__Stored data__
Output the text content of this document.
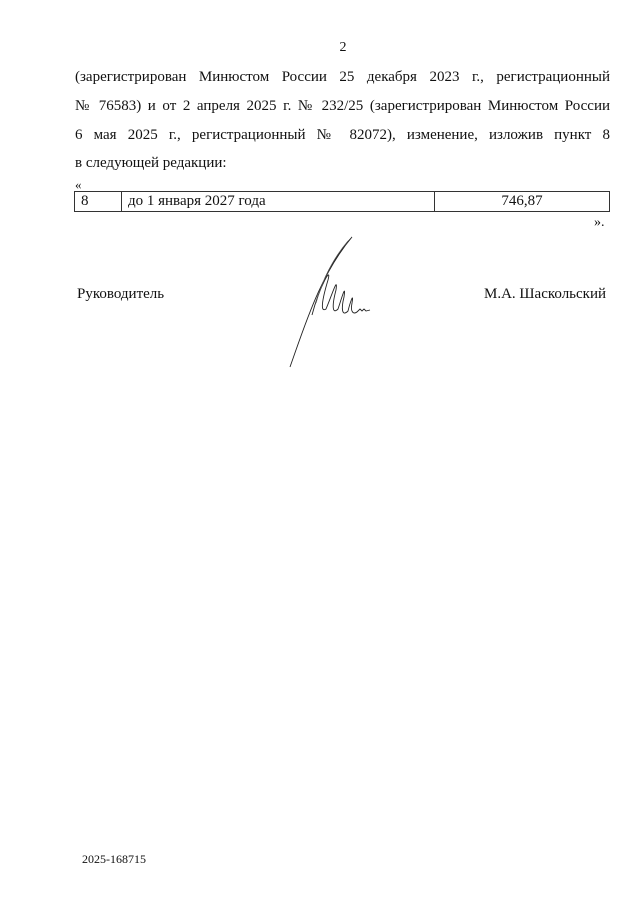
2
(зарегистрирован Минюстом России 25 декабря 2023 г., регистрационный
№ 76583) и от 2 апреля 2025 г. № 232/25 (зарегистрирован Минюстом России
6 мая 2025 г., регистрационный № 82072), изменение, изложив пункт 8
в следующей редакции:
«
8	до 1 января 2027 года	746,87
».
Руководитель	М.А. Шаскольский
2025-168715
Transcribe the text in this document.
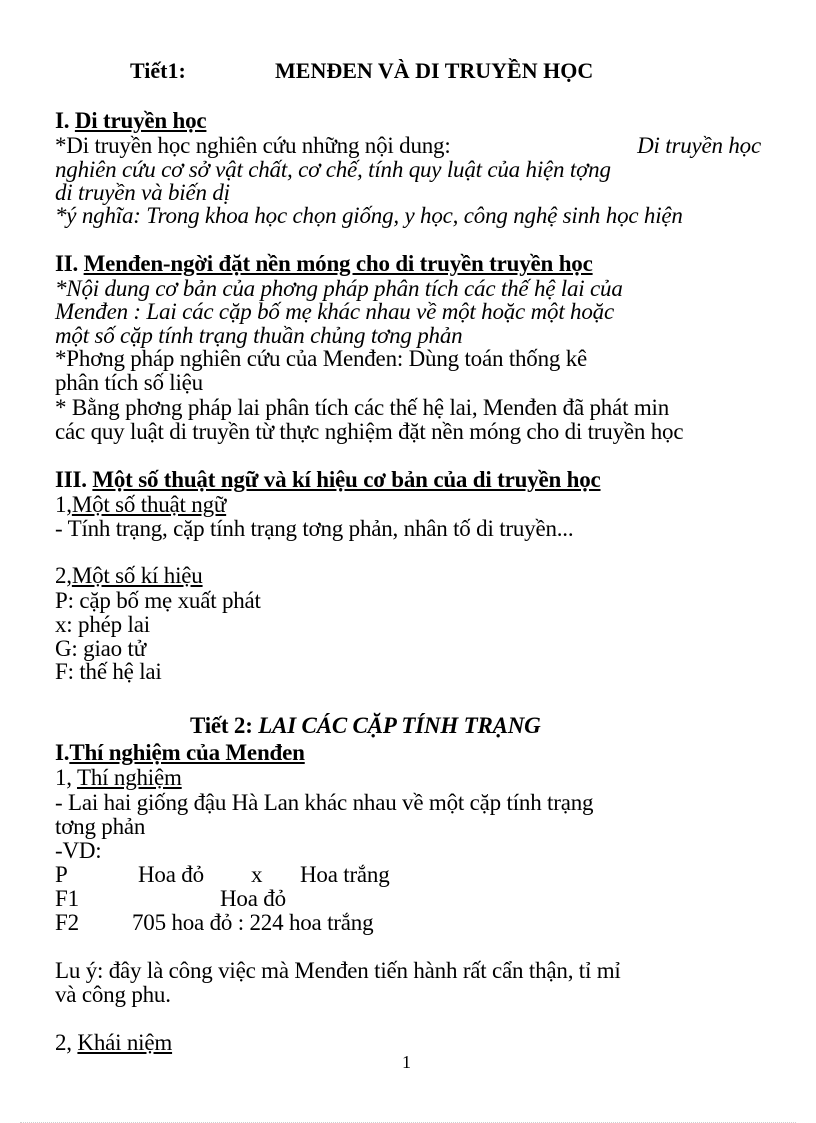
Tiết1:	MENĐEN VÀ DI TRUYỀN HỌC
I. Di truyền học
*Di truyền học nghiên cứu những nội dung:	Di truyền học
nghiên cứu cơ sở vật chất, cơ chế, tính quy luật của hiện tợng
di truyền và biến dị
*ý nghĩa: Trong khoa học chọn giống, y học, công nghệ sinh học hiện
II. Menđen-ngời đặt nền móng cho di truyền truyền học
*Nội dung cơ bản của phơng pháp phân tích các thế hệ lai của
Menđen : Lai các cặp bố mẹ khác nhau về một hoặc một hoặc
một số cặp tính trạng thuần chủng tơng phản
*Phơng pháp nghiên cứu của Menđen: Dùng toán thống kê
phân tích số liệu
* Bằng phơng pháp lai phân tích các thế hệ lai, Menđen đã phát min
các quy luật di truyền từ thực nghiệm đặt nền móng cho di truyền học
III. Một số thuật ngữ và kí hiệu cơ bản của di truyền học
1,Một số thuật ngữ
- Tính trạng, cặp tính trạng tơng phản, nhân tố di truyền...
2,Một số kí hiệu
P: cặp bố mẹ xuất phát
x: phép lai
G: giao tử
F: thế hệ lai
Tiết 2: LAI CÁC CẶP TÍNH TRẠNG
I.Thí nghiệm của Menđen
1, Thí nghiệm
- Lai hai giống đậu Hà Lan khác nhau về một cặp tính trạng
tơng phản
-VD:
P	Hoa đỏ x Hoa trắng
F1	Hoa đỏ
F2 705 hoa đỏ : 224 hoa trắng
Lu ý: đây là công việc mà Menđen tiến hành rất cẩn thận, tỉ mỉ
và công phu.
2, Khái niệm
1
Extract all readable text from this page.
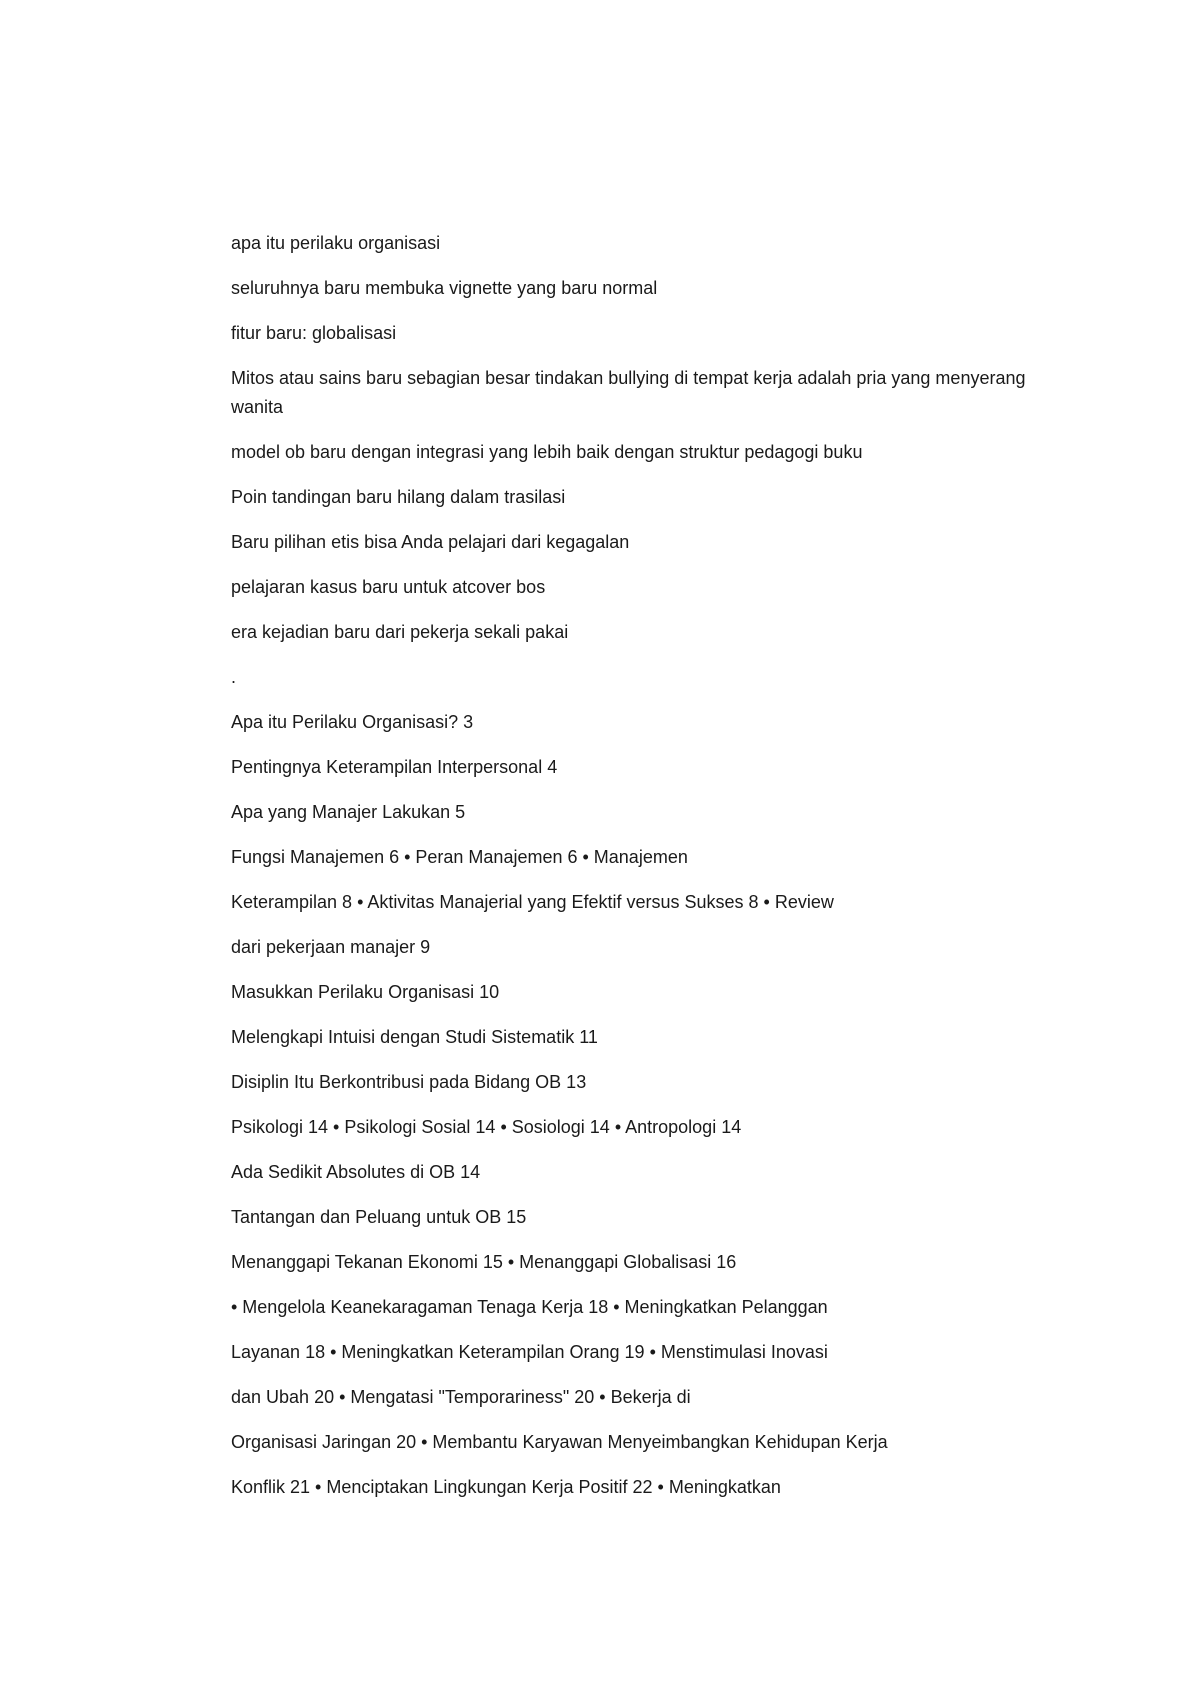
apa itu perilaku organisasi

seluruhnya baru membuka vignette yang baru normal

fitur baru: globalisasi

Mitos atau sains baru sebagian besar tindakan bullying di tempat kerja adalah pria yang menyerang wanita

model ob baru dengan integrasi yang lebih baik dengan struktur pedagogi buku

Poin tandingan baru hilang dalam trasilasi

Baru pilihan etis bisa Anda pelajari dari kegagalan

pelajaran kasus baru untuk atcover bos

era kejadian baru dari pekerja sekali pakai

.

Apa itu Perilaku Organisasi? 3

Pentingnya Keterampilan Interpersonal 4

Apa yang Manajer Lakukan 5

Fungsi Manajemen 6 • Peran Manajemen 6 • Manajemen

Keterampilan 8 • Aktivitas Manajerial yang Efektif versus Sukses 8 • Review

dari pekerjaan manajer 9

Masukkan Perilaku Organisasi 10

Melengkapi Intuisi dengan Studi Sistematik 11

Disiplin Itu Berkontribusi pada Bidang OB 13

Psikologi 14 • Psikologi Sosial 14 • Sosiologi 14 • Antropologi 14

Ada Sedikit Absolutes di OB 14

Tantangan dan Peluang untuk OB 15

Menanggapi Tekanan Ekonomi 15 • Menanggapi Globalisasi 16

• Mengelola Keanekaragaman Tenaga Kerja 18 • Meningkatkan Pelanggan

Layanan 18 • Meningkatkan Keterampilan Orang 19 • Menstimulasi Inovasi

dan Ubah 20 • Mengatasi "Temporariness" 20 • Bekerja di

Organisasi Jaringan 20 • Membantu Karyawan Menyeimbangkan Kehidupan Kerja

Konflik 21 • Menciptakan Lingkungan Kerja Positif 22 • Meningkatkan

__Work required__
Give every line back word for word and leave the pictures out.

__Result of the task__
Output the text content of this document.
2
(зарегистрирован Минюстом России 25 декабря 2023 г., регистрационный
№ 76583) и от 2 апреля 2025 г. № 232/25 (зарегистрирован Минюстом России
6 мая 2025 г., регистрационный № 82072), изменение, изложив пункт 8
в следующей редакции:
«
8	до 1 января 2027 года	746,87
».
Руководитель	М.А. Шаскольский
2025-168715
Transcribe the text in this document.
Tiết1:	MENĐEN VÀ DI TRUYỀN HỌC
I. Di truyền học
*Di truyền học nghiên cứu những nội dung:	Di truyền học
nghiên cứu cơ sở vật chất, cơ chế, tính quy luật của hiện tợng
di truyền và biến dị
*ý nghĩa: Trong khoa học chọn giống, y học, công nghệ sinh học hiện
II. Menđen-ngời đặt nền móng cho di truyền truyền học
*Nội dung cơ bản của phơng pháp phân tích các thế hệ lai của
Menđen : Lai các cặp bố mẹ khác nhau về một hoặc một hoặc
một số cặp tính trạng thuần chủng tơng phản
*Phơng pháp nghiên cứu của Menđen: Dùng toán thống kê
phân tích số liệu
* Bằng phơng pháp lai phân tích các thế hệ lai, Menđen đã phát min
các quy luật di truyền từ thực nghiệm đặt nền móng cho di truyền học
III. Một số thuật ngữ và kí hiệu cơ bản của di truyền học
1,Một số thuật ngữ
- Tính trạng, cặp tính trạng tơng phản, nhân tố di truyền...
2,Một số kí hiệu
P: cặp bố mẹ xuất phát
x: phép lai
G: giao tử
F: thế hệ lai
Tiết 2: LAI CÁC CẶP TÍNH TRẠNG
I.Thí nghiệm của Menđen
1, Thí nghiệm
- Lai hai giống đậu Hà Lan khác nhau về một cặp tính trạng
tơng phản
-VD:
P	Hoa đỏ x Hoa trắng
F1	Hoa đỏ
F2 705 hoa đỏ : 224 hoa trắng
Lu ý: đây là công việc mà Menđen tiến hành rất cẩn thận, tỉ mỉ
và công phu.
2, Khái niệm
1
Extract all readable text from this page.
apa itu perilaku organisasi

seluruhnya baru membuka vignette yang baru normal

fitur baru: globalisasi

Mitos atau sains baru sebagian besar tindakan bullying di tempat kerja adalah pria yang menyerang wanita

model ob baru dengan integrasi yang lebih baik dengan struktur pedagogi buku

Poin tandingan baru hilang dalam trasilasi

Baru pilihan etis bisa Anda pelajari dari kegagalan

pelajaran kasus baru untuk atcover bos

era kejadian baru dari pekerja sekali pakai

.

Apa itu Perilaku Organisasi? 3

Pentingnya Keterampilan Interpersonal 4

Apa yang Manajer Lakukan 5

Fungsi Manajemen 6 • Peran Manajemen 6 • Manajemen

Keterampilan 8 • Aktivitas Manajerial yang Efektif versus Sukses 8 • Review

dari pekerjaan manajer 9

Masukkan Perilaku Organisasi 10

Melengkapi Intuisi dengan Studi Sistematik 11

Disiplin Itu Berkontribusi pada Bidang OB 13

Psikologi 14 • Psikologi Sosial 14 • Sosiologi 14 • Antropologi 14

Ada Sedikit Absolutes di OB 14

Tantangan dan Peluang untuk OB 15

Menanggapi Tekanan Ekonomi 15 • Menanggapi Globalisasi 16

• Mengelola Keanekaragaman Tenaga Kerja 18 • Meningkatkan Pelanggan

Layanan 18 • Meningkatkan Keterampilan Orang 19 • Menstimulasi Inovasi

dan Ubah 20 • Mengatasi "Temporariness" 20 • Bekerja di

Organisasi Jaringan 20 • Membantu Karyawan Menyeimbangkan Kehidupan Kerja

Konflik 21 • Menciptakan Lingkungan Kerja Positif 22 • Meningkatkan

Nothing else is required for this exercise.